Data provided -
Start

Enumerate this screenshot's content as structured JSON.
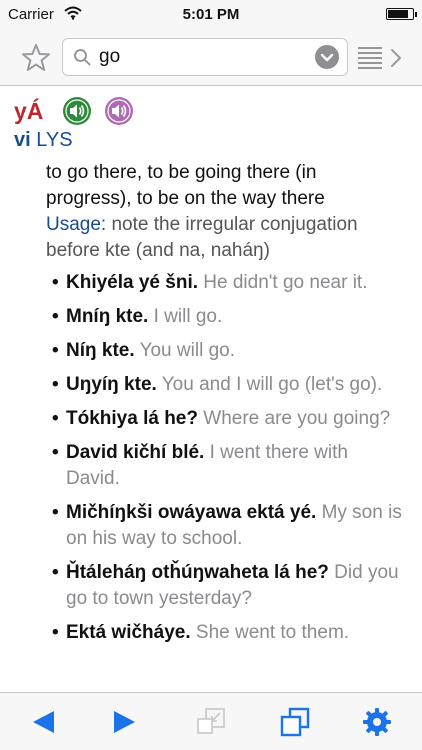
{
  "status_bar": {
    "carrier": "Carrier",
    "time": "5:01 PM",
    "battery_level": 0.85
  },
  "search": {
    "query": "go"
  },
  "entry": {
    "headword": "yÁ",
    "pos_abbr": "vi",
    "source": "LYS",
    "definition": "to go there, to be going there (in progress), to be on the way there",
    "usage_label": "Usage:",
    "usage_text": "note the irregular conjugation before kte (and na, naháŋ)",
    "examples": [
      {
        "term": "Khiyéla yé šni.",
        "translation": "He didn't go near it."
      },
      {
        "term": "Mníŋ kte.",
        "translation": "I will go."
      },
      {
        "term": "Níŋ kte.",
        "translation": "You will go."
      },
      {
        "term": "Uŋyíŋ kte.",
        "translation": "You and I will go (let's go)."
      },
      {
        "term": "Tókhiya lá he?",
        "translation": "Where are you going?"
      },
      {
        "term": "David kičhí blé.",
        "translation": "I went there with David."
      },
      {
        "term": "Mičhíŋkši owáyawa ektá yé.",
        "translation": "My son is on his way to school."
      },
      {
        "term": "Ȟtáleháŋ otȟúŋwaheta lá he?",
        "translation": "Did you go to town yesterday?"
      },
      {
        "term": "Ektá wičháye.",
        "translation": "She went to them."
      }
    ]
  },
  "colors": {
    "headword": "#c0262d",
    "pos": "#1a4d8c",
    "sound1": "#2e8b3a",
    "sound2": "#b06ab3",
    "accent": "#1a73e8",
    "translation": "#8a8a8f"
  },
  "icons": {
    "star": "star-icon",
    "search": "search-icon",
    "clear": "clear-icon",
    "list": "list-icon",
    "chevron": "chevron-right-icon",
    "back": "back-arrow-icon",
    "forward": "forward-arrow-icon",
    "shrink": "shrink-window-icon",
    "windows": "windows-icon",
    "settings": "gear-icon"
  }
}
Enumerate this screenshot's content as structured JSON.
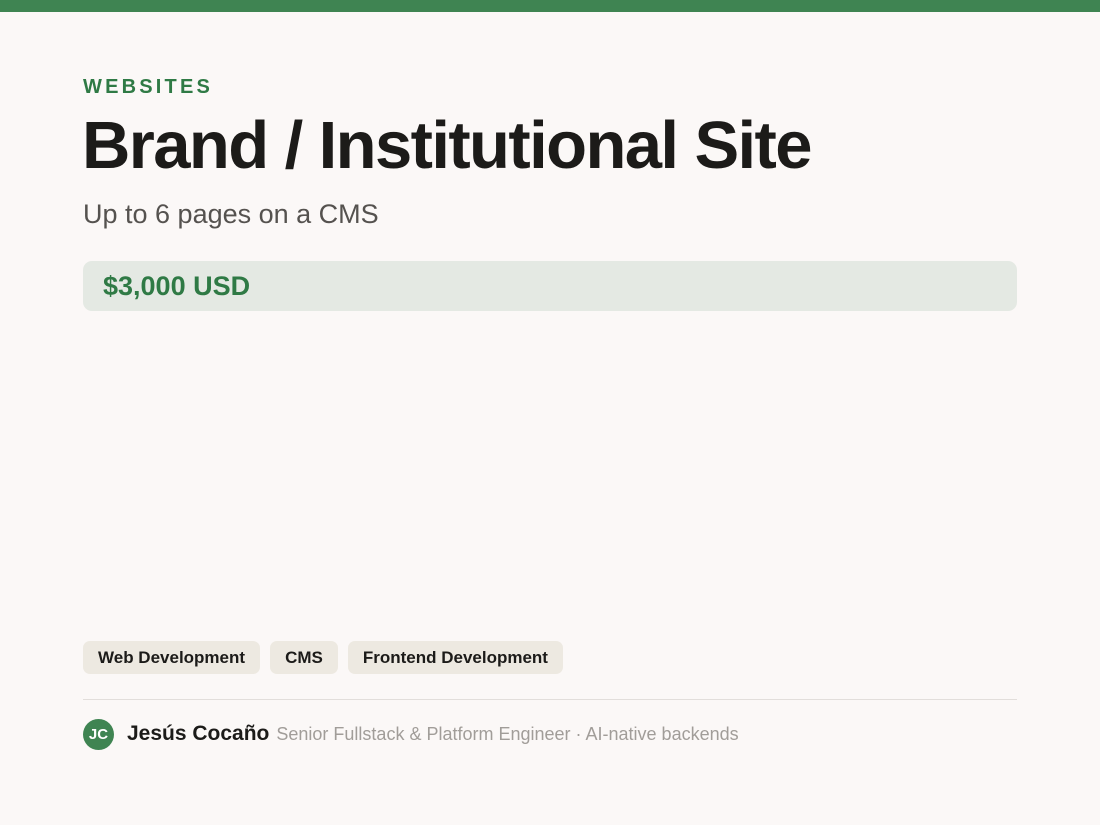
{
  "colors": {
    "accent": "#3f8452",
    "accent_text": "#2f7a45",
    "background": "#fbf8f7",
    "price_background": "#e4e9e3",
    "tag_background": "#ede9e1"
  },
  "header": {
    "category": "WEBSITES",
    "title": "Brand / Institutional Site",
    "subtitle": "Up to 6 pages on a CMS"
  },
  "price": {
    "label": "$3,000 USD"
  },
  "tags": [
    {
      "label": "Web Development"
    },
    {
      "label": "CMS"
    },
    {
      "label": "Frontend Development"
    }
  ],
  "author": {
    "initials": "JC",
    "name": "Jesús Cocaño",
    "role": "Senior Fullstack & Platform Engineer · AI-native backends"
  }
}
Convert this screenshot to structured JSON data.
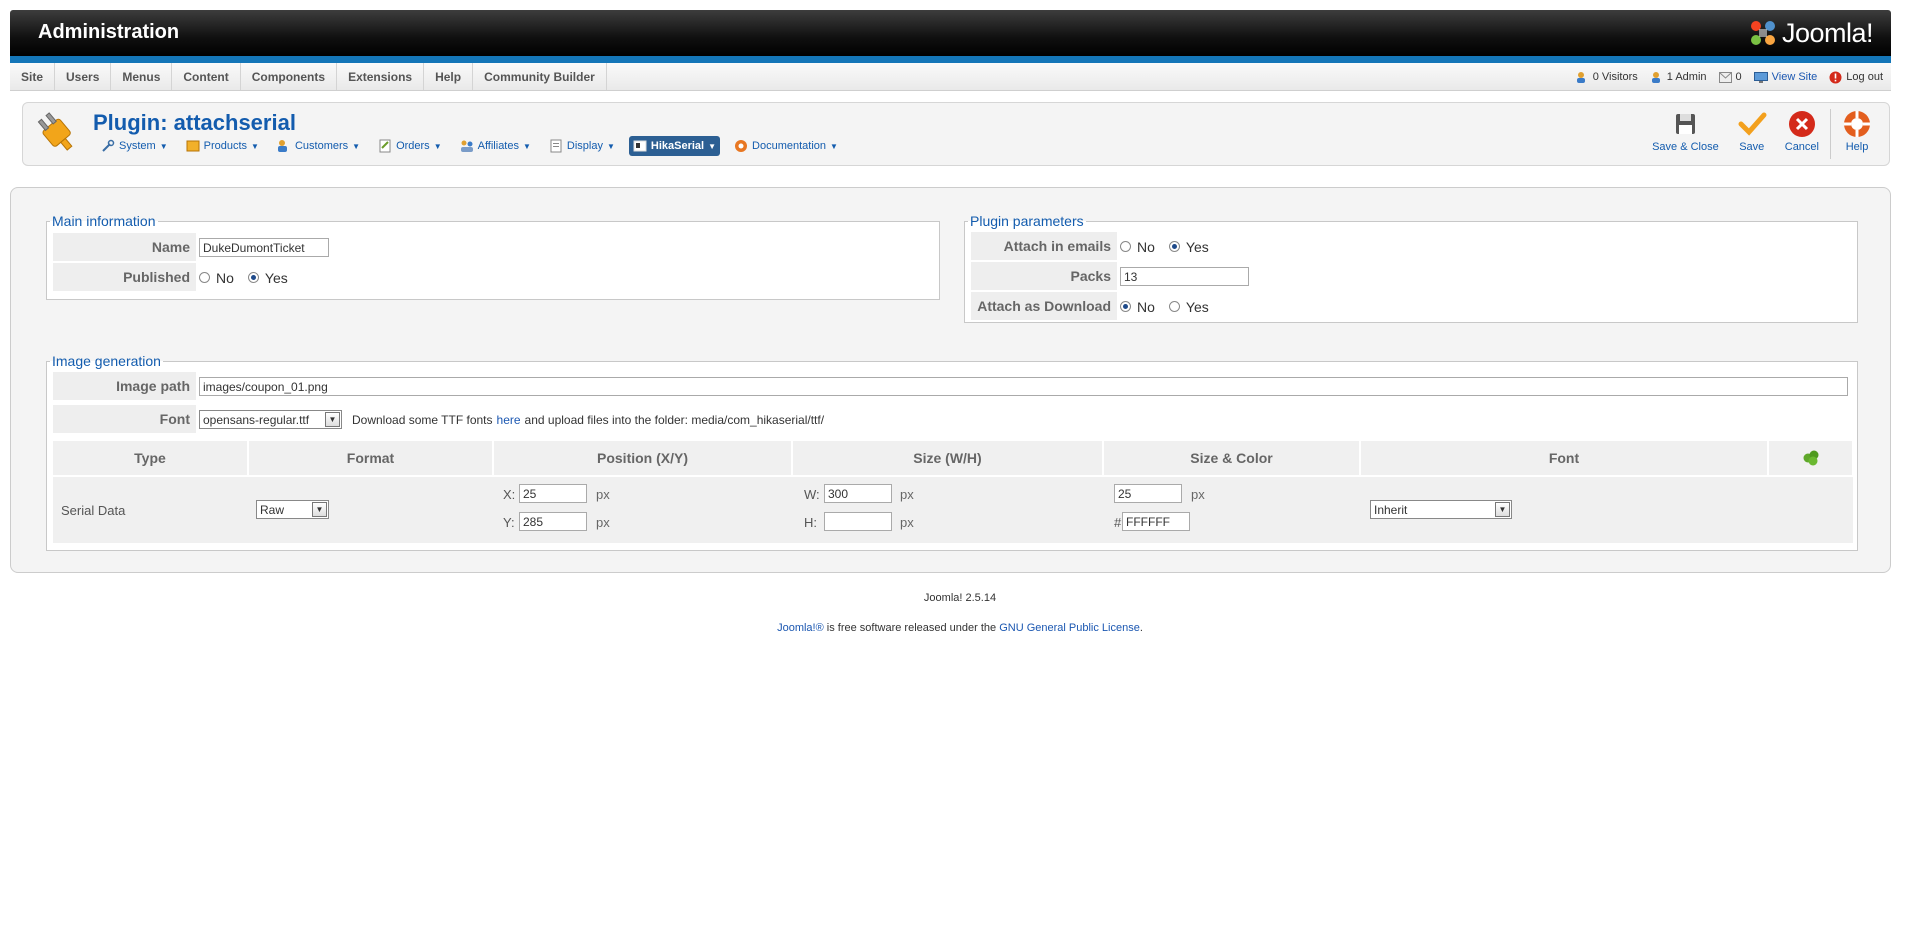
{
  "header": {
    "title": "Administration",
    "logo_text": "Joomla!"
  },
  "menu": {
    "items": [
      "Site",
      "Users",
      "Menus",
      "Content",
      "Components",
      "Extensions",
      "Help",
      "Community Builder"
    ]
  },
  "status": {
    "visitors": "0 Visitors",
    "admins": "1 Admin",
    "messages": "0",
    "view_site": "View Site",
    "logout": "Log out"
  },
  "page": {
    "title": "Plugin: attachserial"
  },
  "submenu": [
    "System",
    "Products",
    "Customers",
    "Orders",
    "Affiliates",
    "Display",
    "HikaSerial",
    "Documentation"
  ],
  "toolbar": {
    "save_close": "Save & Close",
    "save": "Save",
    "cancel": "Cancel",
    "help": "Help"
  },
  "main_info": {
    "legend": "Main information",
    "name_label": "Name",
    "name_value": "DukeDumontTicket",
    "published_label": "Published",
    "no": "No",
    "yes": "Yes"
  },
  "plugin_params": {
    "legend": "Plugin parameters",
    "attach_emails_label": "Attach in emails",
    "packs_label": "Packs",
    "packs_value": "13",
    "attach_download_label": "Attach as Download",
    "no": "No",
    "yes": "Yes"
  },
  "image_gen": {
    "legend": "Image generation",
    "image_path_label": "Image path",
    "image_path_value": "images/coupon_01.png",
    "font_label": "Font",
    "font_value": "opensans-regular.ttf",
    "font_hint_pre": "Download some TTF fonts",
    "font_hint_link": "here",
    "font_hint_post": "and upload files into the folder: media/com_hikaserial/ttf/",
    "columns": [
      "Type",
      "Format",
      "Position (X/Y)",
      "Size (W/H)",
      "Size & Color",
      "Font"
    ],
    "row": {
      "type": "Serial Data",
      "format": "Raw",
      "x_label": "X:",
      "x_value": "25",
      "y_label": "Y:",
      "y_value": "285",
      "w_label": "W:",
      "w_value": "300",
      "h_label": "H:",
      "h_value": "",
      "size_value": "25",
      "color_prefix": "#",
      "color_value": "FFFFFF",
      "font": "Inherit",
      "unit": "px"
    }
  },
  "footer": {
    "version": "Joomla! 2.5.14",
    "license_link1": "Joomla!®",
    "license_text": "is free software released under the",
    "license_link2": "GNU General Public License",
    "license_end": "."
  },
  "colors": {
    "accent": "#135cae",
    "header_strip": "#1476b8"
  }
}
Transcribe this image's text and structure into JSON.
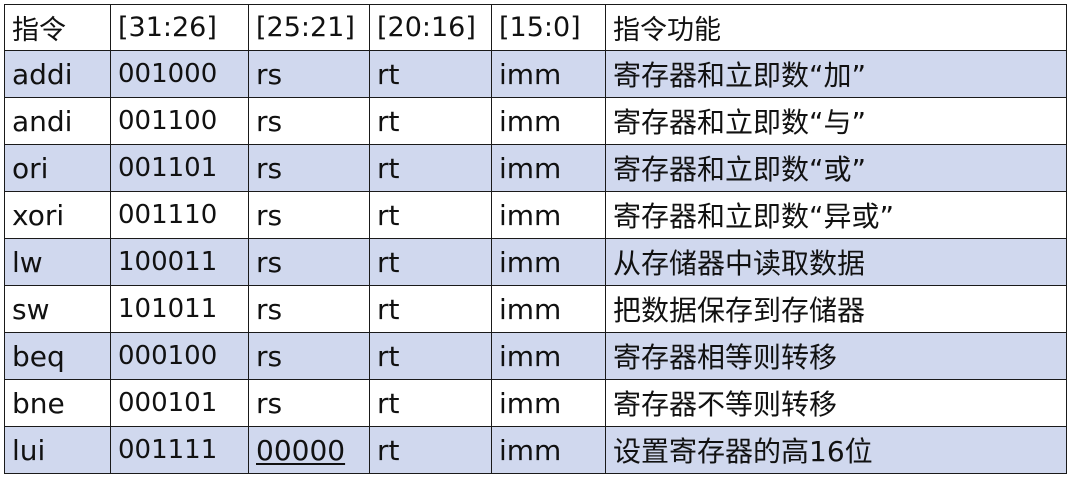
{
  "table": {
    "headers": [
      "指令",
      "[31:26]",
      "[25:21]",
      "[20:16]",
      "[15:0]",
      "指令功能"
    ],
    "rows": [
      {
        "name": "addi",
        "opcode": "001000",
        "f1": "rs",
        "f2": "rt",
        "f3": "imm",
        "desc": "寄存器和立即数“加”",
        "shaded": true
      },
      {
        "name": "andi",
        "opcode": "001100",
        "f1": "rs",
        "f2": "rt",
        "f3": "imm",
        "desc": "寄存器和立即数“与”",
        "shaded": false
      },
      {
        "name": "ori",
        "opcode": "001101",
        "f1": "rs",
        "f2": "rt",
        "f3": "imm",
        "desc": "寄存器和立即数“或”",
        "shaded": true
      },
      {
        "name": "xori",
        "opcode": "001110",
        "f1": "rs",
        "f2": "rt",
        "f3": "imm",
        "desc": "寄存器和立即数“异或”",
        "shaded": false
      },
      {
        "name": "lw",
        "opcode": "100011",
        "f1": "rs",
        "f2": "rt",
        "f3": "imm",
        "desc": "从存储器中读取数据",
        "shaded": true
      },
      {
        "name": "sw",
        "opcode": "101011",
        "f1": "rs",
        "f2": "rt",
        "f3": "imm",
        "desc": "把数据保存到存储器",
        "shaded": false
      },
      {
        "name": "beq",
        "opcode": "000100",
        "f1": "rs",
        "f2": "rt",
        "f3": "imm",
        "desc": "寄存器相等则转移",
        "shaded": true
      },
      {
        "name": "bne",
        "opcode": "000101",
        "f1": "rs",
        "f2": "rt",
        "f3": "imm",
        "desc": "寄存器不等则转移",
        "shaded": false
      },
      {
        "name": "lui",
        "opcode": "001111",
        "f1": "00000",
        "f2": "rt",
        "f3": "imm",
        "desc": "设置寄存器的高16位",
        "shaded": true,
        "f1_underlined": true
      }
    ]
  },
  "colors": {
    "shaded_row": "#d0d8ee",
    "plain_row": "#ffffff",
    "border": "#1a1a1a",
    "text": "#111111"
  }
}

End

Challenge -
Identify lines with the string "going". Copy each one.

Output for this exercise -
    "definition": "to go there, to be going there (in progress), to be on the way there",
        "translation": "Where are you going?"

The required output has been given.